AIM OF THE TASK: Please give the listing again, word for word, with nothing left out.

[Data items]
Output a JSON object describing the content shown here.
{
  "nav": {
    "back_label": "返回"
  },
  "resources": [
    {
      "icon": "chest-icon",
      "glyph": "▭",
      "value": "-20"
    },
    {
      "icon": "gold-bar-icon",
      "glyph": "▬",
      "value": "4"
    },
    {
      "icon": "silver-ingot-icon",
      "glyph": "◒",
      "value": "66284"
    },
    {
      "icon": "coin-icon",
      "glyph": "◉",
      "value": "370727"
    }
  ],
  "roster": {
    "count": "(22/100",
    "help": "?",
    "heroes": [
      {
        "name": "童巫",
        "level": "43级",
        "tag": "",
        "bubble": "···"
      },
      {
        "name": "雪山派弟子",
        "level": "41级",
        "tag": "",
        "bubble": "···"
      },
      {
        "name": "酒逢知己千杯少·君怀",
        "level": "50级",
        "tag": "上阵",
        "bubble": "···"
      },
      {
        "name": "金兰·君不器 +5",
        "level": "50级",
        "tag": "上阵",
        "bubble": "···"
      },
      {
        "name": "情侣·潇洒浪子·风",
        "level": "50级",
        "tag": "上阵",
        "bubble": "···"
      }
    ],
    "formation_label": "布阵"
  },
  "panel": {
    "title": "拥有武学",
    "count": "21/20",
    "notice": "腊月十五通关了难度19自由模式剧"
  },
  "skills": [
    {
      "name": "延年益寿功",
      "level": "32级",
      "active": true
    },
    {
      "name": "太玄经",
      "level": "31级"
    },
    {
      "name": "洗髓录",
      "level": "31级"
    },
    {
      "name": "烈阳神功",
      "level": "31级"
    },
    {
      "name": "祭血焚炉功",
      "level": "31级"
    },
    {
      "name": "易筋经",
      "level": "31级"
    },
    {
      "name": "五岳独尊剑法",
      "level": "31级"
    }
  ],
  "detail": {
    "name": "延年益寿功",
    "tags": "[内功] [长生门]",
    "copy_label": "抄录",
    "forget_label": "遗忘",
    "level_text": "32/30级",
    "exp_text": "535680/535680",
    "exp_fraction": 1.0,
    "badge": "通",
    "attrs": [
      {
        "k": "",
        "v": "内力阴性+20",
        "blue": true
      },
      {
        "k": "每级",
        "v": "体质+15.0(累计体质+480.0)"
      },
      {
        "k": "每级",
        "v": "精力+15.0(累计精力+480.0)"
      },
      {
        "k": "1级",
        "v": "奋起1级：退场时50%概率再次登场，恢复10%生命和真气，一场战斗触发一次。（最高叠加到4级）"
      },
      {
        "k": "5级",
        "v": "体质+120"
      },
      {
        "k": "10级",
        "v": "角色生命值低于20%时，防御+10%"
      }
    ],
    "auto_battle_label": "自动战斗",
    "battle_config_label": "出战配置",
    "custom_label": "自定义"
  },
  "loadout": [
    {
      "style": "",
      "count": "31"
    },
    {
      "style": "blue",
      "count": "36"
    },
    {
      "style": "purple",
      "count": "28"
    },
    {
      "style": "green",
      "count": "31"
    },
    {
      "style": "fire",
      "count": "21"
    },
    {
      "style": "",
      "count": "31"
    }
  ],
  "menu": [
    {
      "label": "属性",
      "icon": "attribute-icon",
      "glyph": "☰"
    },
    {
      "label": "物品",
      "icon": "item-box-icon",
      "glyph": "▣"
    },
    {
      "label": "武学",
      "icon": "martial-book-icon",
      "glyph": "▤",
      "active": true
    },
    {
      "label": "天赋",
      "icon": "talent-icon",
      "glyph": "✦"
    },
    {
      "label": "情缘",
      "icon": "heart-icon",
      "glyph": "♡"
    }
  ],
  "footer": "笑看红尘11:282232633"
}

TASK ANSWER:
Output a JSON object describing the content shown here.
{
  "nav": {
    "back_label": "返回"
  },
  "resources": [
    {
      "icon": "chest-icon",
      "glyph": "▭",
      "value": "-20"
    },
    {
      "icon": "gold-bar-icon",
      "glyph": "▬",
      "value": "4"
    },
    {
      "icon": "silver-ingot-icon",
      "glyph": "◒",
      "value": "66284"
    },
    {
      "icon": "coin-icon",
      "glyph": "◉",
      "value": "370727"
    }
  ],
  "roster": {
    "count": "(22/100",
    "help": "?",
    "heroes": [
      {
        "name": "童巫",
        "level": "43级",
        "tag": "",
        "bubble": "···"
      },
      {
        "name": "雪山派弟子",
        "level": "41级",
        "tag": "",
        "bubble": "···"
      },
      {
        "name": "酒逢知己千杯少·君怀",
        "level": "50级",
        "tag": "上阵",
        "bubble": "···"
      },
      {
        "name": "金兰·君不器 +5",
        "level": "50级",
        "tag": "上阵",
        "bubble": "···"
      },
      {
        "name": "情侣·潇洒浪子·风",
        "level": "50级",
        "tag": "上阵",
        "bubble": "···"
      }
    ],
    "formation_label": "布阵"
  },
  "panel": {
    "title": "拥有武学",
    "count": "21/20",
    "notice": "腊月十五通关了难度19自由模式剧"
  },
  "skills": [
    {
      "name": "延年益寿功",
      "level": "32级",
      "active": true
    },
    {
      "name": "太玄经",
      "level": "31级"
    },
    {
      "name": "洗髓录",
      "level": "31级"
    },
    {
      "name": "烈阳神功",
      "level": "31级"
    },
    {
      "name": "祭血焚炉功",
      "level": "31级"
    },
    {
      "name": "易筋经",
      "level": "31级"
    },
    {
      "name": "五岳独尊剑法",
      "level": "31级"
    }
  ],
  "detail": {
    "name": "延年益寿功",
    "tags": "[内功] [长生门]",
    "copy_label": "抄录",
    "forget_label": "遗忘",
    "level_text": "32/30级",
    "exp_text": "535680/535680",
    "exp_fraction": 1.0,
    "badge": "通",
    "attrs": [
      {
        "k": "",
        "v": "内力阴性+20",
        "blue": true
      },
      {
        "k": "每级",
        "v": "体质+15.0(累计体质+480.0)"
      },
      {
        "k": "每级",
        "v": "精力+15.0(累计精力+480.0)"
      },
      {
        "k": "1级",
        "v": "奋起1级：退场时50%概率再次登场，恢复10%生命和真气，一场战斗触发一次。（最高叠加到4级）"
      },
      {
        "k": "5级",
        "v": "体质+120"
      },
      {
        "k": "10级",
        "v": "角色生命值低于20%时，防御+10%"
      }
    ],
    "auto_battle_label": "自动战斗",
    "battle_config_label": "出战配置",
    "custom_label": "自定义"
  },
  "loadout": [
    {
      "style": "",
      "count": "31"
    },
    {
      "style": "blue",
      "count": "36"
    },
    {
      "style": "purple",
      "count": "28"
    },
    {
      "style": "green",
      "count": "31"
    },
    {
      "style": "fire",
      "count": "21"
    },
    {
      "style": "",
      "count": "31"
    }
  ],
  "menu": [
    {
      "label": "属性",
      "icon": "attribute-icon",
      "glyph": "☰"
    },
    {
      "label": "物品",
      "icon": "item-box-icon",
      "glyph": "▣"
    },
    {
      "label": "武学",
      "icon": "martial-book-icon",
      "glyph": "▤",
      "active": true
    },
    {
      "label": "天赋",
      "icon": "talent-icon",
      "glyph": "✦"
    },
    {
      "label": "情缘",
      "icon": "heart-icon",
      "glyph": "♡"
    }
  ],
  "footer": "笑看红尘11:282232633"
}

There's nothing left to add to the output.